_GIVEN TASK_
In the material below, count the lines with the word "formula" and state that number only.

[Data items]
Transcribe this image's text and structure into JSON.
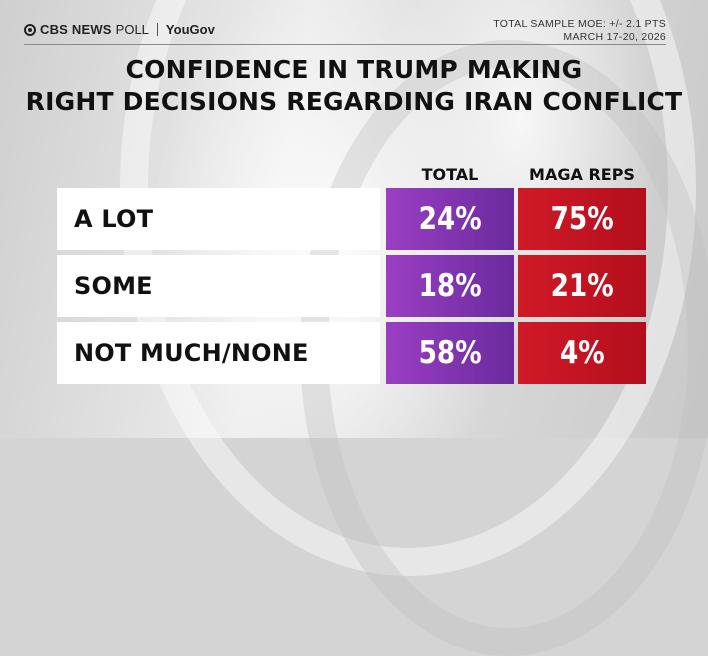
{
  "header": {
    "brand_cbs": "CBS NEWS",
    "brand_poll": "POLL",
    "brand_partner": "YouGov",
    "moe_line": "TOTAL SAMPLE MOE: +/- 2.1 PTS",
    "date_line": "MARCH 17-20, 2026"
  },
  "chart_data": {
    "type": "table",
    "title": "CONFIDENCE IN TRUMP MAKING RIGHT DECISIONS REGARDING IRAN CONFLICT",
    "title_line1": "CONFIDENCE IN TRUMP MAKING",
    "title_line2": "RIGHT DECISIONS REGARDING IRAN CONFLICT",
    "columns": [
      "TOTAL",
      "MAGA REPS"
    ],
    "rows": [
      {
        "label": "A LOT",
        "total": "24%",
        "maga": "75%"
      },
      {
        "label": "SOME",
        "total": "18%",
        "maga": "21%"
      },
      {
        "label": "NOT MUCH/NONE",
        "total": "58%",
        "maga": "4%"
      }
    ],
    "values_total": [
      24,
      18,
      58
    ],
    "values_maga": [
      75,
      21,
      4
    ]
  },
  "colors": {
    "total": "#8a36b8",
    "maga": "#c8142a"
  }
}
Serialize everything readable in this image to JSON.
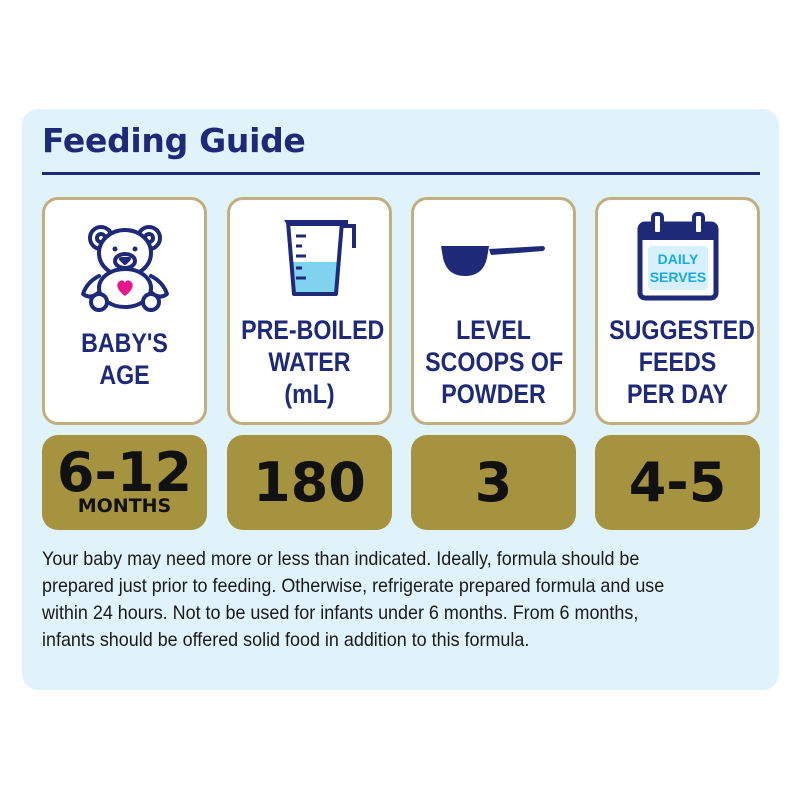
{
  "title": "Feeding Guide",
  "columns": [
    {
      "icon": "teddy-bear-icon",
      "label_lines": [
        "BABY'S",
        "AGE"
      ],
      "value": "6-12",
      "value_unit": "MONTHS"
    },
    {
      "icon": "measuring-jug-icon",
      "label_lines": [
        "PRE-BOILED",
        "WATER",
        "(mL)"
      ],
      "value": "180",
      "value_unit": ""
    },
    {
      "icon": "scoop-icon",
      "label_lines": [
        "LEVEL",
        "SCOOPS OF",
        "POWDER"
      ],
      "value": "3",
      "value_unit": ""
    },
    {
      "icon": "calendar-icon",
      "icon_text": [
        "DAILY",
        "SERVES"
      ],
      "label_lines": [
        "SUGGESTED",
        "FEEDS",
        "PER DAY"
      ],
      "value": "4-5",
      "value_unit": ""
    }
  ],
  "note_lines": [
    "Your baby may need more or less than indicated. Ideally, formula should be",
    "prepared just prior to feeding. Otherwise, refrigerate prepared formula and use",
    "within 24 hours. Not to be used for infants under 6 months. From 6 months,",
    "infants should be offered solid food in addition to this formula."
  ],
  "colors": {
    "navy": "#1e2a78",
    "panel_bg": "#e0f3fa",
    "gold": "#a69340",
    "card_border": "#c2ae7e",
    "heart": "#e6178a",
    "water": "#7fd3ee"
  }
}
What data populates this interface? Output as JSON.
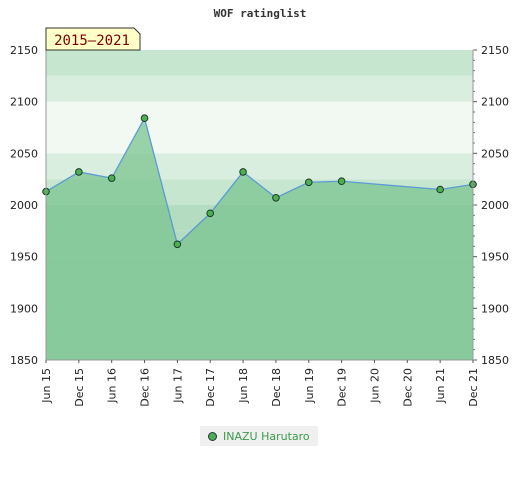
{
  "chart_data": {
    "type": "area",
    "title": "WOF ratinglist",
    "period_badge": "2015–2021",
    "ylim": [
      1850,
      2150
    ],
    "y_ticks": [
      "2150",
      "2100",
      "2050",
      "2000",
      "1950",
      "1900",
      "1850"
    ],
    "x_ticks": [
      "Jun 15",
      "Dec 15",
      "Jun 16",
      "Dec 16",
      "Jun 17",
      "Dec 17",
      "Jun 18",
      "Dec 18",
      "Jun 19",
      "Dec 19",
      "Jun 20",
      "Dec 20",
      "Jun 21",
      "Dec 21"
    ],
    "series": [
      {
        "name": "INAZU Harutaro",
        "x": [
          "Jun 15",
          "Dec 15",
          "Jun 16",
          "Dec 16",
          "Jun 17",
          "Dec 17",
          "Jun 18",
          "Dec 18",
          "Jun 19",
          "Dec 19",
          "Jun 21",
          "Dec 21"
        ],
        "values": [
          2013,
          2032,
          2026,
          2084,
          1962,
          1992,
          2032,
          2007,
          2022,
          2023,
          2015,
          2020
        ]
      }
    ],
    "grid": true,
    "legend_position": "bottom-center",
    "colors": {
      "area": "#7bc48f",
      "line": "#5b9bd5",
      "marker": "#4caf50"
    }
  }
}
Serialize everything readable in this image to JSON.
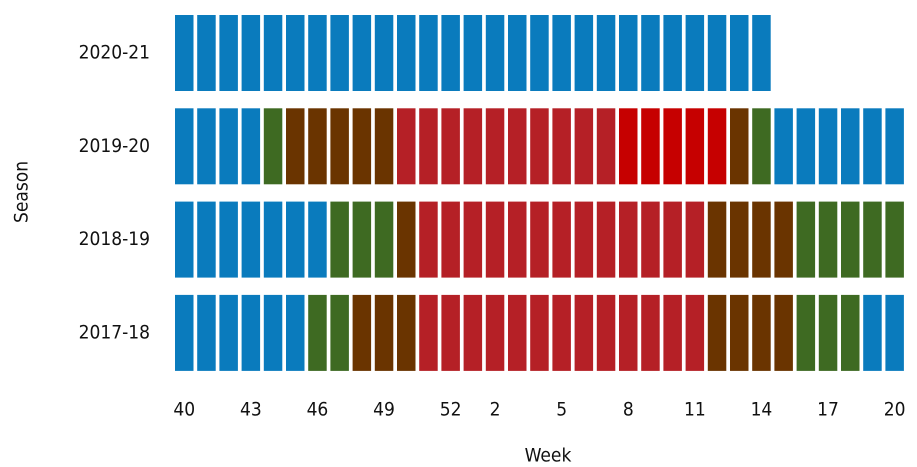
{
  "chart_data": {
    "type": "tile",
    "x_label": "Week",
    "y_label": "Season",
    "categories": [
      40,
      null,
      null,
      43,
      null,
      null,
      46,
      null,
      null,
      49,
      null,
      null,
      52,
      null,
      2,
      null,
      null,
      5,
      null,
      null,
      8,
      null,
      null,
      11,
      null,
      null,
      14,
      null,
      null,
      17,
      null,
      null,
      20
    ],
    "rows": [
      {
        "name": "2020-21",
        "colors": [
          "#0a7bbd",
          "#0a7bbd",
          "#0a7bbd",
          "#0a7bbd",
          "#0a7bbd",
          "#0a7bbd",
          "#0a7bbd",
          "#0a7bbd",
          "#0a7bbd",
          "#0a7bbd",
          "#0a7bbd",
          "#0a7bbd",
          "#0a7bbd",
          "#0a7bbd",
          "#0a7bbd",
          "#0a7bbd",
          "#0a7bbd",
          "#0a7bbd",
          "#0a7bbd",
          "#0a7bbd",
          "#0a7bbd",
          "#0a7bbd",
          "#0a7bbd",
          "#0a7bbd",
          "#0a7bbd",
          "#0a7bbd",
          "#0a7bbd",
          null,
          null,
          null,
          null,
          null,
          null
        ]
      },
      {
        "name": "2019-20",
        "colors": [
          "#0a7bbd",
          "#0a7bbd",
          "#0a7bbd",
          "#0a7bbd",
          "#3e6a22",
          "#6a3400",
          "#6a3400",
          "#6a3400",
          "#6a3400",
          "#6a3400",
          "#b52026",
          "#b52026",
          "#b52026",
          "#b52026",
          "#b52026",
          "#b52026",
          "#b52026",
          "#b52026",
          "#b52026",
          "#b52026",
          "#c60000",
          "#c60000",
          "#c60000",
          "#c60000",
          "#c60000",
          "#6a3400",
          "#3e6a22",
          "#0a7bbd",
          "#0a7bbd",
          "#0a7bbd",
          "#0a7bbd",
          "#0a7bbd",
          "#0a7bbd"
        ]
      },
      {
        "name": "2018-19",
        "colors": [
          "#0a7bbd",
          "#0a7bbd",
          "#0a7bbd",
          "#0a7bbd",
          "#0a7bbd",
          "#0a7bbd",
          "#0a7bbd",
          "#3e6a22",
          "#3e6a22",
          "#3e6a22",
          "#6a3400",
          "#b52026",
          "#b52026",
          "#b52026",
          "#b52026",
          "#b52026",
          "#b52026",
          "#b52026",
          "#b52026",
          "#b52026",
          "#b52026",
          "#b52026",
          "#b52026",
          "#b52026",
          "#6a3400",
          "#6a3400",
          "#6a3400",
          "#6a3400",
          "#3e6a22",
          "#3e6a22",
          "#3e6a22",
          "#3e6a22",
          "#3e6a22"
        ]
      },
      {
        "name": "2017-18",
        "colors": [
          "#0a7bbd",
          "#0a7bbd",
          "#0a7bbd",
          "#0a7bbd",
          "#0a7bbd",
          "#0a7bbd",
          "#3e6a22",
          "#3e6a22",
          "#6a3400",
          "#6a3400",
          "#6a3400",
          "#b52026",
          "#b52026",
          "#b52026",
          "#b52026",
          "#b52026",
          "#b52026",
          "#b52026",
          "#b52026",
          "#b52026",
          "#b52026",
          "#b52026",
          "#b52026",
          "#b52026",
          "#6a3400",
          "#6a3400",
          "#6a3400",
          "#6a3400",
          "#3e6a22",
          "#3e6a22",
          "#3e6a22",
          "#0a7bbd",
          "#0a7bbd"
        ]
      }
    ]
  }
}
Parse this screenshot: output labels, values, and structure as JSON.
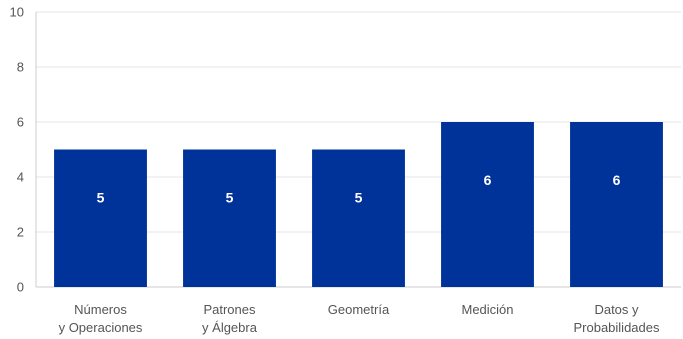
{
  "chart_data": {
    "type": "bar",
    "categories": [
      [
        "Números",
        "y Operaciones"
      ],
      [
        "Patrones",
        "y Álgebra"
      ],
      [
        "Geometría"
      ],
      [
        "Medición"
      ],
      [
        "Datos y",
        "Probabilidades"
      ]
    ],
    "values": [
      5,
      5,
      5,
      6,
      6
    ],
    "data_labels": [
      "5",
      "5",
      "5",
      "6",
      "6"
    ],
    "ylim": [
      0,
      10
    ],
    "yticks": [
      "0",
      "2",
      "4",
      "6",
      "8",
      "10"
    ],
    "grid": true,
    "legend": "none",
    "title": "",
    "xlabel": "",
    "ylabel": "",
    "colors": {
      "bar": "#003399",
      "grid": "#e6e6e6",
      "axis": "#cccccc",
      "text": "#555555",
      "data_label": "#ffffff"
    }
  }
}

_OUTPUT FOR THIS EXERCISE_
3